→ Goal of the exercise:
Extract each line of the data below exactly as written.

→ Records for the task:
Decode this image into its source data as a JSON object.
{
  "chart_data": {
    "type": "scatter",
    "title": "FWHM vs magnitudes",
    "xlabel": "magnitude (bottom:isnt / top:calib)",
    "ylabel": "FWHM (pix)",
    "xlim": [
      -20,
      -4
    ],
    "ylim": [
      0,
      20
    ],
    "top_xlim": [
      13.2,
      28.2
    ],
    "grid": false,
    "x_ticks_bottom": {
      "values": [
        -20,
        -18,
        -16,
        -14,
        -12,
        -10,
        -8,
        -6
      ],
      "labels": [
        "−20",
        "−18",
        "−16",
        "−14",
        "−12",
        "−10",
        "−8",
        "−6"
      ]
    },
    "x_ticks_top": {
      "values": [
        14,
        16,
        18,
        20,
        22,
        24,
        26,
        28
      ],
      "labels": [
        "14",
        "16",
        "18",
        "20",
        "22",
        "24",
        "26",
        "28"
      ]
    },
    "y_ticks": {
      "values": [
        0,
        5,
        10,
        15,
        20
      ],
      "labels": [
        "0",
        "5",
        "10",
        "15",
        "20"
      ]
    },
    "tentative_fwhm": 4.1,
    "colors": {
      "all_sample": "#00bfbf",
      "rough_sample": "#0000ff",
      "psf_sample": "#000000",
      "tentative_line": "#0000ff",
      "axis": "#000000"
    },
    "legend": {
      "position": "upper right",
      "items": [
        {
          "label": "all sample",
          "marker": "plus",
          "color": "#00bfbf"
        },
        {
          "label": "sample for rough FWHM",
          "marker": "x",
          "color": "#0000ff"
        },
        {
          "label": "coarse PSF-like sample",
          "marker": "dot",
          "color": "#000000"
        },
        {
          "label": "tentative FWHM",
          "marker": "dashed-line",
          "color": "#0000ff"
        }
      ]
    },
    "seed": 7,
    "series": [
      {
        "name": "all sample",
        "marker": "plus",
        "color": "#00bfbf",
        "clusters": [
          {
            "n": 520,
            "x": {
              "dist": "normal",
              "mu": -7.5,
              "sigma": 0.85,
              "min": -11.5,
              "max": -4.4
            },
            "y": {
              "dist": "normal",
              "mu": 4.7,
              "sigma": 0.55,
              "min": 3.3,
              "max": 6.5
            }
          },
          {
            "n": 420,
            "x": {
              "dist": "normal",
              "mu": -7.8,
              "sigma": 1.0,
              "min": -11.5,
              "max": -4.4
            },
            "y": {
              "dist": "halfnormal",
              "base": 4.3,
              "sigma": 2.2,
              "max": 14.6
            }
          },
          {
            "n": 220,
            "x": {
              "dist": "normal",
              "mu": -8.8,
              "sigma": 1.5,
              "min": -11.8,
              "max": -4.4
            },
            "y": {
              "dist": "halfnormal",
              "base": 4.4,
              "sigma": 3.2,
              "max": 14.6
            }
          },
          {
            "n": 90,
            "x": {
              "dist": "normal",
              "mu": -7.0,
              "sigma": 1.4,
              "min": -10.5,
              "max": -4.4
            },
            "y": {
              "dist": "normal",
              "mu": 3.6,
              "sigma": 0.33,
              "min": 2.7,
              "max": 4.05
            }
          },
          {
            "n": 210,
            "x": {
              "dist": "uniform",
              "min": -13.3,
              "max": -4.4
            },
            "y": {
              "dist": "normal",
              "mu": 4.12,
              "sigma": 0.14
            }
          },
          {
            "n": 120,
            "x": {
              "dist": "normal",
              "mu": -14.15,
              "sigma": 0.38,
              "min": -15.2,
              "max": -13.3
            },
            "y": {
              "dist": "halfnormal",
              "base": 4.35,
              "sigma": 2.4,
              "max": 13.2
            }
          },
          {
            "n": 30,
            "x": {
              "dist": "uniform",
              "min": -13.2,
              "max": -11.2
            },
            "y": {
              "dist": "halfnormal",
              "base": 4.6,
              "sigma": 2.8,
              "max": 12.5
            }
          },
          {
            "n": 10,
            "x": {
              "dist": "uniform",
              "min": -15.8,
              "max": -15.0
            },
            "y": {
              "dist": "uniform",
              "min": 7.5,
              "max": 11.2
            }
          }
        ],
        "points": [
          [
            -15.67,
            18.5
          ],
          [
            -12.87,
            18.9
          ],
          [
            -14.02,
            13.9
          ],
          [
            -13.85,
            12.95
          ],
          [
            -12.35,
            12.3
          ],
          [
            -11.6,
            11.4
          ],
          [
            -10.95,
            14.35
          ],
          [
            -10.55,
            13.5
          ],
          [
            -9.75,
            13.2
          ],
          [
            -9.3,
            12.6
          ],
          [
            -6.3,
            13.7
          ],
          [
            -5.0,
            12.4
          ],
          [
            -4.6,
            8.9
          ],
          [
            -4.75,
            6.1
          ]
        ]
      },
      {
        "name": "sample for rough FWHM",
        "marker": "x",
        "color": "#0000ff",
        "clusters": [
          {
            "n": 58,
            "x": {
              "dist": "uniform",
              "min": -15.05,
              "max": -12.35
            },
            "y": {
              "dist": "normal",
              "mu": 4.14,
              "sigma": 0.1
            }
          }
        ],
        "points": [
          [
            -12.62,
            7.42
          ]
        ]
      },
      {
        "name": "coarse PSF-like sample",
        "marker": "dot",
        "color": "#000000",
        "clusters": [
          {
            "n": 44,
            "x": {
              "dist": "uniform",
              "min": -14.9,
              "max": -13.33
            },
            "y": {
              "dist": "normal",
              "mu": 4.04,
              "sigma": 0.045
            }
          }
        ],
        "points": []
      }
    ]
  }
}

→ Answer to this exercise:
Decode this image into its source data as a JSON object.
{
  "chart_data": {
    "type": "scatter",
    "title": "FWHM vs magnitudes",
    "xlabel": "magnitude (bottom:isnt / top:calib)",
    "ylabel": "FWHM (pix)",
    "xlim": [
      -20,
      -4
    ],
    "ylim": [
      0,
      20
    ],
    "top_xlim": [
      13.2,
      28.2
    ],
    "grid": false,
    "x_ticks_bottom": {
      "values": [
        -20,
        -18,
        -16,
        -14,
        -12,
        -10,
        -8,
        -6
      ],
      "labels": [
        "−20",
        "−18",
        "−16",
        "−14",
        "−12",
        "−10",
        "−8",
        "−6"
      ]
    },
    "x_ticks_top": {
      "values": [
        14,
        16,
        18,
        20,
        22,
        24,
        26,
        28
      ],
      "labels": [
        "14",
        "16",
        "18",
        "20",
        "22",
        "24",
        "26",
        "28"
      ]
    },
    "y_ticks": {
      "values": [
        0,
        5,
        10,
        15,
        20
      ],
      "labels": [
        "0",
        "5",
        "10",
        "15",
        "20"
      ]
    },
    "tentative_fwhm": 4.1,
    "colors": {
      "all_sample": "#00bfbf",
      "rough_sample": "#0000ff",
      "psf_sample": "#000000",
      "tentative_line": "#0000ff",
      "axis": "#000000"
    },
    "legend": {
      "position": "upper right",
      "items": [
        {
          "label": "all sample",
          "marker": "plus",
          "color": "#00bfbf"
        },
        {
          "label": "sample for rough FWHM",
          "marker": "x",
          "color": "#0000ff"
        },
        {
          "label": "coarse PSF-like sample",
          "marker": "dot",
          "color": "#000000"
        },
        {
          "label": "tentative FWHM",
          "marker": "dashed-line",
          "color": "#0000ff"
        }
      ]
    },
    "seed": 7,
    "series": [
      {
        "name": "all sample",
        "marker": "plus",
        "color": "#00bfbf",
        "clusters": [
          {
            "n": 520,
            "x": {
              "dist": "normal",
              "mu": -7.5,
              "sigma": 0.85,
              "min": -11.5,
              "max": -4.4
            },
            "y": {
              "dist": "normal",
              "mu": 4.7,
              "sigma": 0.55,
              "min": 3.3,
              "max": 6.5
            }
          },
          {
            "n": 420,
            "x": {
              "dist": "normal",
              "mu": -7.8,
              "sigma": 1.0,
              "min": -11.5,
              "max": -4.4
            },
            "y": {
              "dist": "halfnormal",
              "base": 4.3,
              "sigma": 2.2,
              "max": 14.6
            }
          },
          {
            "n": 220,
            "x": {
              "dist": "normal",
              "mu": -8.8,
              "sigma": 1.5,
              "min": -11.8,
              "max": -4.4
            },
            "y": {
              "dist": "halfnormal",
              "base": 4.4,
              "sigma": 3.2,
              "max": 14.6
            }
          },
          {
            "n": 90,
            "x": {
              "dist": "normal",
              "mu": -7.0,
              "sigma": 1.4,
              "min": -10.5,
              "max": -4.4
            },
            "y": {
              "dist": "normal",
              "mu": 3.6,
              "sigma": 0.33,
              "min": 2.7,
              "max": 4.05
            }
          },
          {
            "n": 210,
            "x": {
              "dist": "uniform",
              "min": -13.3,
              "max": -4.4
            },
            "y": {
              "dist": "normal",
              "mu": 4.12,
              "sigma": 0.14
            }
          },
          {
            "n": 120,
            "x": {
              "dist": "normal",
              "mu": -14.15,
              "sigma": 0.38,
              "min": -15.2,
              "max": -13.3
            },
            "y": {
              "dist": "halfnormal",
              "base": 4.35,
              "sigma": 2.4,
              "max": 13.2
            }
          },
          {
            "n": 30,
            "x": {
              "dist": "uniform",
              "min": -13.2,
              "max": -11.2
            },
            "y": {
              "dist": "halfnormal",
              "base": 4.6,
              "sigma": 2.8,
              "max": 12.5
            }
          },
          {
            "n": 10,
            "x": {
              "dist": "uniform",
              "min": -15.8,
              "max": -15.0
            },
            "y": {
              "dist": "uniform",
              "min": 7.5,
              "max": 11.2
            }
          }
        ],
        "points": [
          [
            -15.67,
            18.5
          ],
          [
            -12.87,
            18.9
          ],
          [
            -14.02,
            13.9
          ],
          [
            -13.85,
            12.95
          ],
          [
            -12.35,
            12.3
          ],
          [
            -11.6,
            11.4
          ],
          [
            -10.95,
            14.35
          ],
          [
            -10.55,
            13.5
          ],
          [
            -9.75,
            13.2
          ],
          [
            -9.3,
            12.6
          ],
          [
            -6.3,
            13.7
          ],
          [
            -5.0,
            12.4
          ],
          [
            -4.6,
            8.9
          ],
          [
            -4.75,
            6.1
          ]
        ]
      },
      {
        "name": "sample for rough FWHM",
        "marker": "x",
        "color": "#0000ff",
        "clusters": [
          {
            "n": 58,
            "x": {
              "dist": "uniform",
              "min": -15.05,
              "max": -12.35
            },
            "y": {
              "dist": "normal",
              "mu": 4.14,
              "sigma": 0.1
            }
          }
        ],
        "points": [
          [
            -12.62,
            7.42
          ]
        ]
      },
      {
        "name": "coarse PSF-like sample",
        "marker": "dot",
        "color": "#000000",
        "clusters": [
          {
            "n": 44,
            "x": {
              "dist": "uniform",
              "min": -14.9,
              "max": -13.33
            },
            "y": {
              "dist": "normal",
              "mu": 4.04,
              "sigma": 0.045
            }
          }
        ],
        "points": []
      }
    ]
  }
}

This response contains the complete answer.